Your goal
Rewrite the lines of the listing from the one containing "scatter-point — [317, 287, 324, 294]" down to the one containing "scatter-point — [491, 289, 498, 296]", changing each "scatter-point" to "data-point" and keeping everything else the same.

Provided material

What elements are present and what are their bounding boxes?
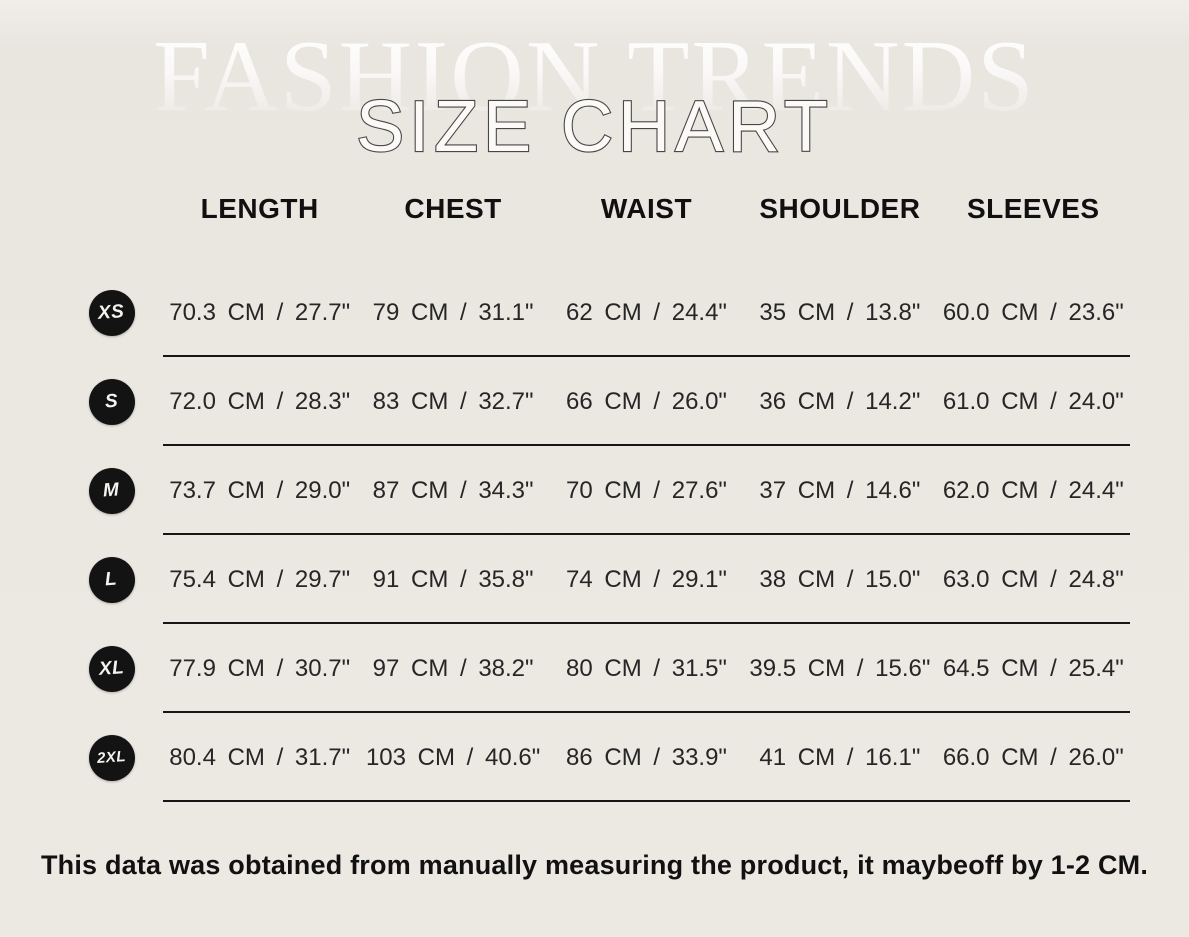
measurement-cell-shoulder: 38 CM / 15.0" [759,565,921,593]
measurement-cell-length: 73.7 CM / 29.0" [169,476,351,504]
size-badge-cell: M [60,467,163,514]
measurement-cell-waist: 74 CM / 29.1" [566,565,727,593]
size-badge-label: M [102,479,121,502]
column-header-sleeves: SLEEVES [966,193,1100,224]
size-badge-cell: 2XL [60,734,163,781]
size-badge-cell: XS [60,289,163,336]
table-row-xs: XS 70.3 CM / 27.7" 79 CM / 31.1" 62 CM /… [60,268,1130,357]
page-title: SIZE CHART [355,86,833,168]
size-badge: XL [88,645,135,692]
measurement-cell-chest: 103 CM / 40.6" [365,743,541,771]
measurement-cell-sleeves: 63.0 CM / 24.8" [942,565,1124,593]
measurement-cell-length: 75.4 CM / 29.7" [169,565,351,593]
measurement-cell-length: 72.0 CM / 28.3" [169,387,351,415]
measurement-cell-waist: 70 CM / 27.6" [566,476,727,504]
size-badge: 2XL [88,734,135,781]
measurement-cell-shoulder: 41 CM / 16.1" [759,743,921,771]
column-header-chest: CHEST [404,193,502,224]
measurement-cell-sleeves: 60.0 CM / 23.6" [942,298,1124,326]
size-badge-label: S [104,390,119,413]
table-row-l: L 75.4 CM / 29.7" 91 CM / 35.8" 74 CM / … [60,535,1130,624]
measurement-cell-shoulder: 35 CM / 13.8" [759,298,921,326]
measurement-cell-shoulder: 36 CM / 14.2" [759,387,921,415]
size-badge-label: XS [97,301,126,324]
measurement-cell-chest: 97 CM / 38.2" [372,654,534,682]
size-badge-cell: L [60,556,163,603]
size-badge-cell: S [60,378,163,425]
measurement-cell-length: 80.4 CM / 31.7" [169,743,351,771]
measurement-cell-waist: 62 CM / 24.4" [566,298,727,326]
measurement-cell-sleeves: 64.5 CM / 25.4" [942,654,1124,682]
size-badge: L [88,556,135,603]
measurement-cell-sleeves: 61.0 CM / 24.0" [942,387,1124,415]
table-row-2xl: 2XL 80.4 CM / 31.7" 103 CM / 40.6" 86 CM… [60,713,1130,802]
measurement-cell-shoulder: 39.5 CM / 15.6" [749,654,931,682]
measurement-cell-chest: 91 CM / 35.8" [372,565,534,593]
size-table: LENGTH CHEST WAIST SHOULDER SLEEVES XS 7… [60,185,1130,802]
column-header-shoulder: SHOULDER [759,193,921,224]
measurement-cell-waist: 80 CM / 31.5" [566,654,727,682]
measurement-cell-sleeves: 62.0 CM / 24.4" [942,476,1124,504]
measurement-disclaimer: This data was obtained from manually mea… [40,850,1149,880]
table-row-s: S 72.0 CM / 28.3" 83 CM / 32.7" 66 CM / … [60,357,1130,446]
measurement-cell-length: 70.3 CM / 27.7" [169,298,351,326]
measurement-cell-chest: 87 CM / 34.3" [372,476,534,504]
size-badge: M [88,467,135,514]
measurement-cell-sleeves: 66.0 CM / 26.0" [942,743,1124,771]
size-badge-label: 2XL [96,748,127,767]
size-badge-label: L [104,568,119,591]
measurement-cell-waist: 86 CM / 33.9" [566,743,727,771]
size-badge-label: XL [98,657,125,680]
measurement-cell-chest: 83 CM / 32.7" [372,387,534,415]
column-header-length: LENGTH [200,193,319,224]
measurement-cell-waist: 66 CM / 26.0" [566,387,727,415]
column-header-waist: WAIST [600,193,693,224]
size-badge: S [88,378,135,425]
table-row-m: M 73.7 CM / 29.0" 87 CM / 34.3" 70 CM / … [60,446,1130,535]
table-header-row: LENGTH CHEST WAIST SHOULDER SLEEVES [60,185,1130,268]
measurement-cell-length: 77.9 CM / 30.7" [169,654,351,682]
size-badge: XS [88,289,135,336]
measurement-cell-shoulder: 37 CM / 14.6" [759,476,921,504]
table-row-xl: XL 77.9 CM / 30.7" 97 CM / 38.2" 80 CM /… [60,624,1130,713]
size-badge-cell: XL [60,645,163,692]
measurement-cell-chest: 79 CM / 31.1" [372,298,534,326]
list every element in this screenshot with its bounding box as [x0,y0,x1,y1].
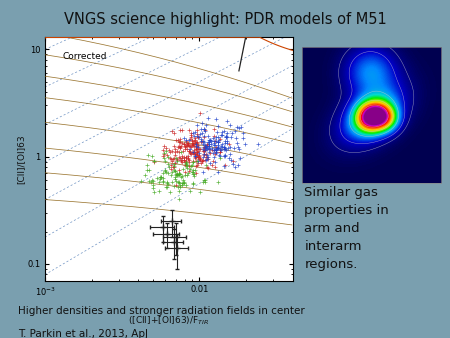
Text: Corrected: Corrected [62,52,107,61]
Text: T. Parkin et al., 2013, ApJ: T. Parkin et al., 2013, ApJ [18,329,148,338]
Text: VNGS science highlight: PDR models of M51: VNGS science highlight: PDR models of M5… [63,12,387,27]
Text: Higher densities and stronger radiation fields in center: Higher densities and stronger radiation … [18,306,305,316]
Text: ([CII]+[OI]63)/F$_{TIR}$: ([CII]+[OI]63)/F$_{TIR}$ [128,314,209,327]
Text: Similar gas
properties in
arm and
interarm
regions.: Similar gas properties in arm and intera… [304,186,389,271]
Y-axis label: [CII]/[OI]63: [CII]/[OI]63 [17,134,26,184]
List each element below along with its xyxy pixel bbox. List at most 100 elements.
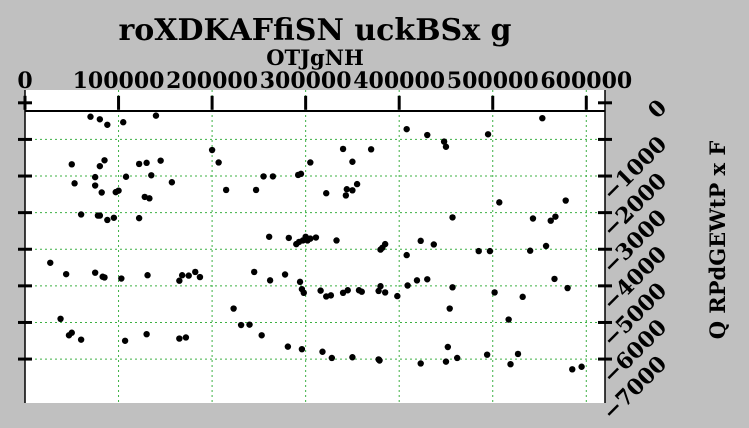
scatter-point — [317, 287, 324, 294]
scatter-point — [440, 138, 448, 145]
scatter-point — [260, 173, 267, 180]
scatter-point — [104, 216, 111, 224]
scatter-point — [176, 277, 183, 284]
scatter-point — [377, 283, 384, 290]
scatter-point — [442, 143, 450, 150]
scatter-point — [192, 268, 199, 276]
scatter-point — [77, 336, 85, 343]
scatter-point — [526, 247, 534, 254]
scatter-point — [430, 241, 438, 248]
scatter-point — [449, 284, 456, 291]
scatter-point — [491, 289, 498, 296]
scatter-point — [98, 189, 105, 196]
scatter-point — [424, 131, 431, 139]
scatter-point — [344, 287, 351, 294]
x-tick-label: 600000 — [540, 68, 632, 94]
scatter-point — [284, 343, 292, 350]
scatter-point — [281, 271, 289, 278]
scatter-point — [68, 329, 75, 336]
scatter-point — [185, 272, 192, 279]
scatter-point — [96, 212, 104, 219]
scatter-point — [266, 277, 274, 284]
scatter-point — [475, 247, 482, 255]
scatter-point — [196, 273, 204, 281]
tick-labels: 0 100000 200000 300000 400000 500000 6000000−1… — [17, 68, 672, 426]
scatter-point — [146, 195, 153, 202]
scatter-point — [121, 337, 129, 344]
scatter-point — [296, 278, 304, 286]
scatter-point — [349, 158, 356, 165]
grid-lines — [25, 90, 605, 403]
scatter-point — [71, 180, 78, 187]
scatter-point — [252, 186, 260, 194]
scatter-point — [96, 116, 104, 123]
y-axis-label: Q RPdGEWtP x F — [705, 141, 730, 340]
axes — [24, 90, 606, 403]
scatter-point — [403, 251, 410, 259]
scatter-point — [62, 270, 70, 278]
x-tick-label: 400000 — [353, 68, 445, 94]
scatter-point — [91, 269, 99, 276]
scatter-point — [157, 157, 164, 164]
scatter-point — [552, 213, 559, 220]
scatter-point — [57, 315, 64, 323]
scatter-point — [118, 275, 125, 282]
x-tick-label: 100000 — [73, 68, 165, 94]
scatter-point — [564, 284, 571, 292]
scatter-point — [122, 173, 130, 180]
scatter-point — [394, 292, 401, 300]
scatter-point — [446, 305, 453, 312]
scatter-point — [349, 354, 356, 361]
scatter-point — [424, 276, 431, 283]
scatter-point — [319, 348, 326, 355]
scatter-point — [143, 330, 150, 338]
x-tick-label: 0 — [17, 68, 32, 94]
scatter-point — [381, 289, 389, 296]
chart-title: roXDKAFfiSN uckBSx g — [118, 13, 511, 48]
scatter-point — [542, 242, 550, 250]
scatter-point — [484, 131, 492, 138]
y-tick-label: 0 — [643, 95, 672, 124]
scatter-point — [307, 159, 314, 166]
scatter-point — [519, 293, 526, 301]
scatter-point — [265, 233, 273, 240]
scatter-point — [104, 121, 111, 128]
scatter-point — [327, 292, 335, 299]
scatter-point — [328, 354, 336, 362]
scatter-point — [417, 237, 424, 245]
scatter-point — [176, 335, 183, 342]
scatter-point — [403, 125, 410, 133]
scatter-point — [358, 288, 365, 295]
scatter-point — [551, 275, 558, 283]
scatter-point — [152, 112, 160, 119]
scatter-point — [381, 240, 389, 248]
scatter-point — [168, 179, 176, 186]
scatter-point — [323, 190, 330, 197]
scatter-point — [144, 272, 151, 279]
scatter-point — [269, 173, 277, 180]
scatter-point — [367, 146, 375, 153]
scatter-point — [333, 237, 340, 244]
x-tick-label: 300000 — [260, 68, 352, 94]
scatter-point — [297, 170, 305, 178]
scatter-point — [453, 354, 461, 362]
scatter-point — [148, 172, 155, 179]
scatter-point — [483, 351, 491, 358]
scatter-point — [339, 145, 347, 153]
scatter-point — [578, 363, 585, 370]
scatter-point — [215, 159, 222, 166]
scatter-point — [547, 217, 554, 224]
scatter-point — [486, 247, 494, 255]
data-points — [47, 112, 585, 373]
x-tick-label: 500000 — [447, 68, 539, 94]
scatter-point — [539, 114, 546, 122]
scatter-point — [143, 159, 150, 167]
scatter-point — [87, 113, 94, 120]
x-tick-label: 200000 — [166, 68, 258, 94]
scatter-point — [569, 366, 576, 373]
scatter-point — [342, 192, 350, 199]
scatter-point — [68, 161, 75, 168]
scatter-point — [208, 146, 216, 154]
scatter-point — [115, 187, 122, 194]
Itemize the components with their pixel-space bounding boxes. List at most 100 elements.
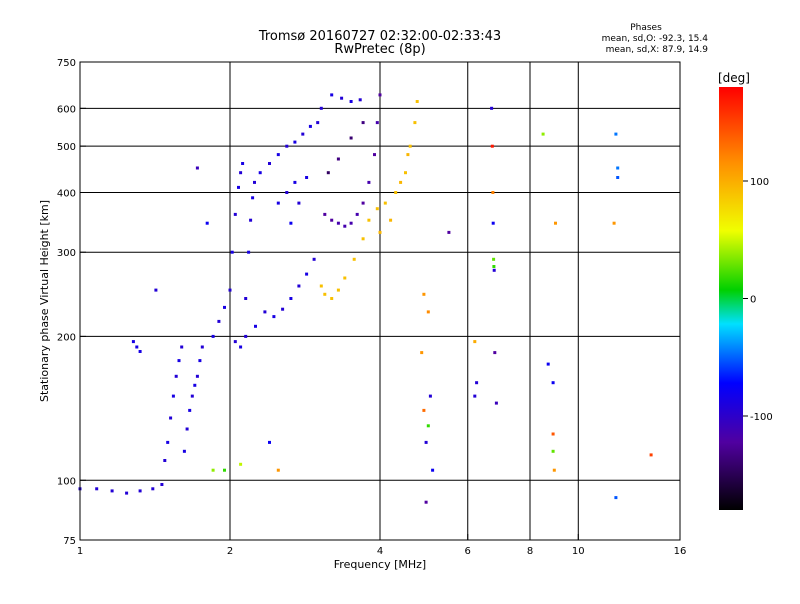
colorbar-label: [deg] — [718, 71, 750, 85]
echo-point — [190, 394, 194, 398]
chart-subtitle: RwPretec (8p) — [334, 42, 425, 57]
echo-point — [389, 218, 393, 222]
echo-point — [367, 218, 371, 222]
echo-point — [614, 496, 618, 500]
echo-point — [316, 121, 320, 125]
echo-point — [399, 180, 403, 184]
echo-point — [293, 180, 297, 184]
echo-point — [361, 201, 365, 205]
x-tick-label: 1 — [77, 546, 83, 557]
echo-point — [258, 171, 262, 175]
echo-point — [254, 324, 257, 328]
echo-point — [308, 124, 312, 128]
echo-point — [289, 297, 293, 300]
echo-point — [319, 284, 323, 288]
echo-point — [493, 351, 497, 355]
x-tick-label: 4 — [377, 546, 383, 557]
echo-point — [281, 307, 285, 311]
y-tick-label: 100 — [57, 476, 76, 487]
echo-point — [244, 334, 248, 338]
echo-point — [293, 140, 297, 144]
echo-point — [490, 106, 494, 110]
phase-stats-title: Phases — [630, 23, 662, 33]
echo-point — [552, 468, 556, 472]
echo-point — [211, 468, 215, 472]
echo-point — [241, 162, 245, 165]
echo-point — [285, 144, 289, 148]
echo-point — [154, 288, 158, 292]
colorbar-tick-label: -100 — [750, 412, 773, 423]
echo-point — [546, 362, 550, 366]
echo-point — [343, 224, 347, 228]
echo-point — [614, 132, 618, 136]
echo-point — [217, 319, 221, 323]
echo-points — [78, 93, 653, 504]
echo-point — [431, 468, 435, 472]
echo-point — [336, 221, 340, 225]
echo-point — [551, 449, 555, 453]
echo-point — [297, 201, 301, 205]
echo-point — [361, 121, 365, 125]
echo-point — [276, 201, 280, 205]
echo-point — [378, 230, 382, 234]
x-tick-label: 8 — [527, 546, 533, 557]
echo-point — [239, 171, 243, 175]
echo-point — [171, 394, 175, 398]
echo-point — [361, 237, 365, 241]
echo-point — [301, 132, 305, 136]
phase-stats-o: mean, sd,O: -92.3, 15.4 — [602, 34, 709, 44]
echo-point — [490, 144, 494, 148]
echo-point — [336, 157, 340, 161]
echo-point — [424, 500, 428, 504]
echo-point — [367, 180, 371, 184]
echo-point — [649, 453, 653, 457]
echo-point — [268, 162, 271, 165]
echo-point — [230, 250, 234, 254]
echo-point — [233, 212, 237, 216]
echo-point — [330, 218, 334, 222]
echo-point — [223, 468, 226, 472]
y-tick-label: 500 — [57, 142, 76, 153]
x-tick-label: 6 — [465, 546, 471, 557]
echo-point — [494, 401, 498, 405]
echo-point — [415, 100, 419, 103]
echo-point — [166, 440, 170, 444]
x-tick-label: 16 — [674, 546, 687, 557]
echo-point — [131, 340, 135, 344]
x-axis-ticks: 1 2 4 6 8 10 16 — [77, 534, 687, 557]
echo-point — [163, 459, 167, 462]
x-tick-label: 10 — [572, 546, 585, 557]
echo-point — [263, 310, 267, 314]
echo-point — [492, 257, 496, 261]
colorbar — [719, 87, 743, 510]
echo-point — [285, 191, 289, 194]
echo-point — [239, 462, 243, 466]
echo-point — [473, 394, 477, 398]
echo-point — [340, 96, 344, 100]
echo-point — [193, 383, 197, 387]
echo-point — [330, 93, 334, 97]
echo-point — [223, 305, 226, 309]
echo-point — [177, 359, 181, 363]
echo-point — [233, 340, 237, 344]
echo-point — [349, 136, 353, 140]
echo-point — [428, 394, 432, 398]
echo-point — [228, 288, 232, 292]
echo-point — [492, 265, 496, 268]
echo-point — [323, 292, 327, 296]
echo-point — [358, 98, 362, 102]
echo-point — [205, 221, 209, 225]
echo-point — [319, 106, 323, 110]
echo-point — [200, 345, 204, 349]
echo-point — [491, 221, 495, 225]
echo-point — [616, 176, 620, 179]
echo-point — [394, 191, 398, 194]
echo-point — [491, 191, 495, 194]
x-tick-label: 2 — [227, 546, 233, 557]
echo-point — [541, 132, 545, 136]
echo-point — [492, 268, 496, 272]
phase-stats-x: mean, sd,X: 87.9, 14.9 — [606, 45, 709, 55]
colorbar-tick-label: 100 — [750, 177, 769, 188]
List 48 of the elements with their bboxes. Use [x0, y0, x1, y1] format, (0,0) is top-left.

Result of this exercise
data-point — [317, 287, 324, 294]
data-point — [440, 138, 448, 145]
data-point — [260, 173, 267, 180]
data-point — [104, 216, 111, 224]
data-point — [176, 277, 183, 284]
data-point — [377, 283, 384, 290]
data-point — [442, 143, 450, 150]
data-point — [192, 268, 199, 276]
data-point — [77, 336, 85, 343]
data-point — [526, 247, 534, 254]
data-point — [430, 241, 438, 248]
data-point — [449, 284, 456, 291]
data-point — [491, 289, 498, 296]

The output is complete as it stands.